• WORK TO DO: Show all lines that include the string "icon"; copy each one.

• DATASET:
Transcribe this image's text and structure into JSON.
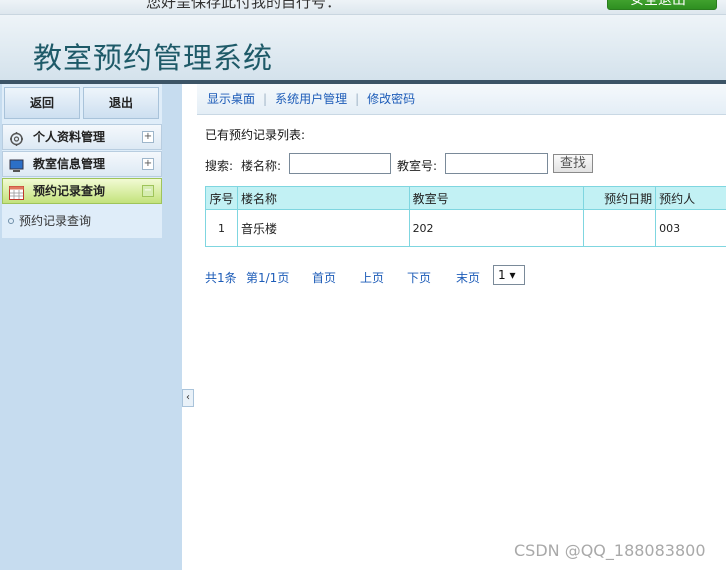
{
  "app": {
    "title": "教室预约管理系统",
    "welcome_text": "您好呈保存此付我的自行号：",
    "safe_exit_label": "安全退出"
  },
  "sidebar": {
    "back_label": "返回",
    "logout_label": "退出",
    "menus": [
      {
        "label": "个人资料管理",
        "icon": "gear-icon",
        "toggle": "+"
      },
      {
        "label": "教室信息管理",
        "icon": "monitor-icon",
        "toggle": "+"
      },
      {
        "label": "预约记录查询",
        "icon": "table-icon",
        "toggle": "−",
        "active": true
      }
    ],
    "sub_items": [
      "预约记录查询"
    ],
    "collapse_glyph": "‹"
  },
  "nav": {
    "links": [
      "显示桌面",
      "系统用户管理",
      "修改密码"
    ],
    "separator": "|"
  },
  "list": {
    "caption": "已有预约记录列表:",
    "search_label": "搜索:",
    "building_label": "楼名称:",
    "room_label": "教室号:",
    "building_value": "",
    "room_value": "",
    "find_label": "查找"
  },
  "table": {
    "headers": [
      "序号",
      "楼名称",
      "教室号",
      "预约日期",
      "预约人"
    ],
    "rows": [
      {
        "no": "1",
        "building": "音乐楼",
        "room": "202",
        "date": "",
        "person": "003"
      }
    ]
  },
  "pager": {
    "total": "共1条",
    "page": "第1/1页",
    "first": "首页",
    "prev": "上页",
    "next": "下页",
    "last": "末页",
    "selected": "1 ▾"
  },
  "watermark": "CSDN @QQ_188083800",
  "colors": {
    "title": "#1e5a68",
    "link": "#1d5cb8",
    "table_header_bg": "#c2f1f4",
    "table_border": "#7fd6e0",
    "active_menu": "#c3e27c"
  }
}
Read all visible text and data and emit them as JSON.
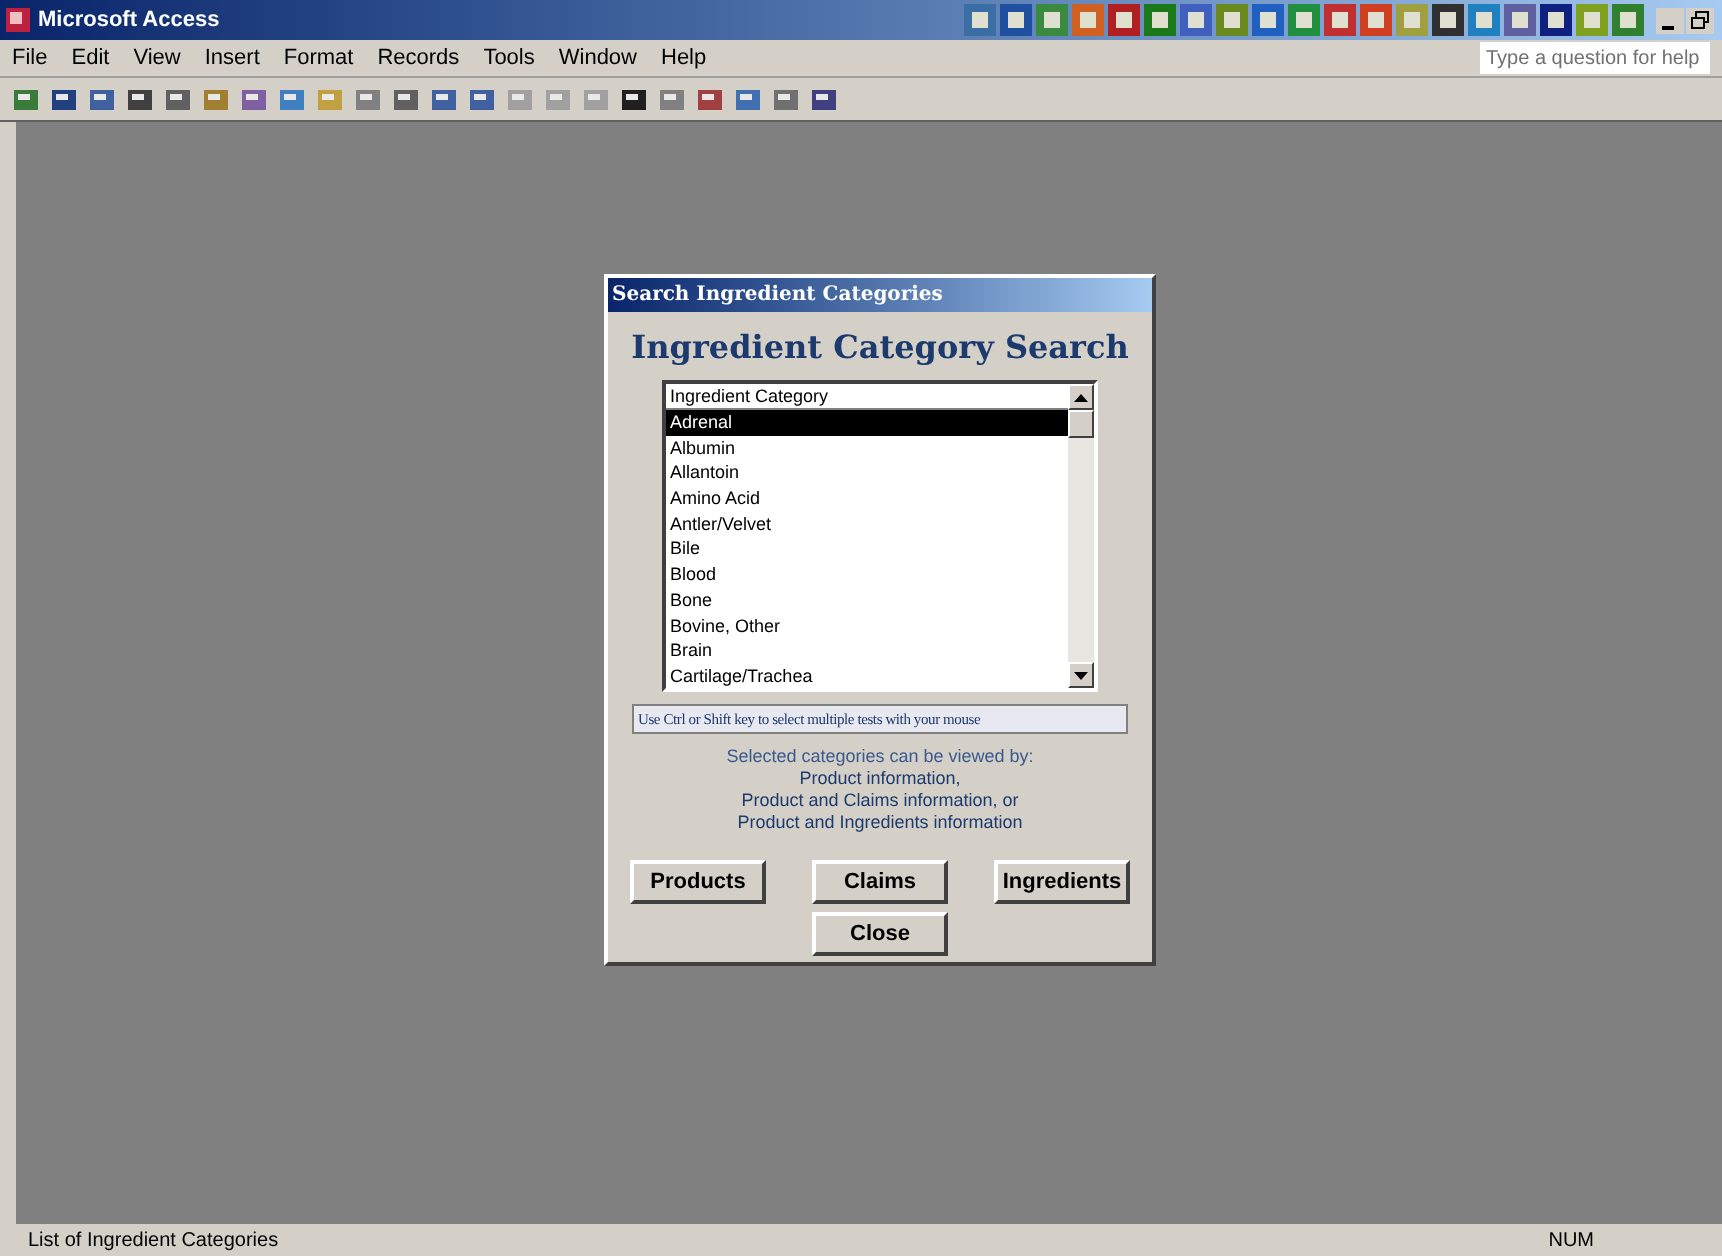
{
  "window": {
    "title": "Microsoft Access"
  },
  "menu": [
    "File",
    "Edit",
    "View",
    "Insert",
    "Format",
    "Records",
    "Tools",
    "Window",
    "Help"
  ],
  "help_box": {
    "placeholder": "Type a question for help"
  },
  "dialog": {
    "title": "Search Ingredient Categories",
    "heading": "Ingredient Category Search",
    "list": {
      "column": "Ingredient Category",
      "items": [
        {
          "label": "Adrenal",
          "selected": true
        },
        {
          "label": "Albumin",
          "selected": false
        },
        {
          "label": "Allantoin",
          "selected": false
        },
        {
          "label": "Amino Acid",
          "selected": false
        },
        {
          "label": "Antler/Velvet",
          "selected": false
        },
        {
          "label": "Bile",
          "selected": false
        },
        {
          "label": "Blood",
          "selected": false
        },
        {
          "label": "Bone",
          "selected": false
        },
        {
          "label": "Bovine, Other",
          "selected": false
        },
        {
          "label": "Brain",
          "selected": false
        },
        {
          "label": "Cartilage/Trachea",
          "selected": false
        }
      ]
    },
    "hint": "Use Ctrl or Shift key to select multiple tests with your mouse",
    "info": [
      "Selected categories can be viewed by:",
      "Product information,",
      "Product and Claims information, or",
      "Product and Ingredients information"
    ],
    "buttons": [
      "Products",
      "Claims",
      "Ingredients"
    ],
    "close_button": "Close"
  },
  "status_bar": {
    "text": "List of Ingredient Categories",
    "indicator": "NUM"
  }
}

• EXPECTED OUTPUT:
        "icon": "gear-icon",
        "icon": "monitor-icon",
        "icon": "table-icon",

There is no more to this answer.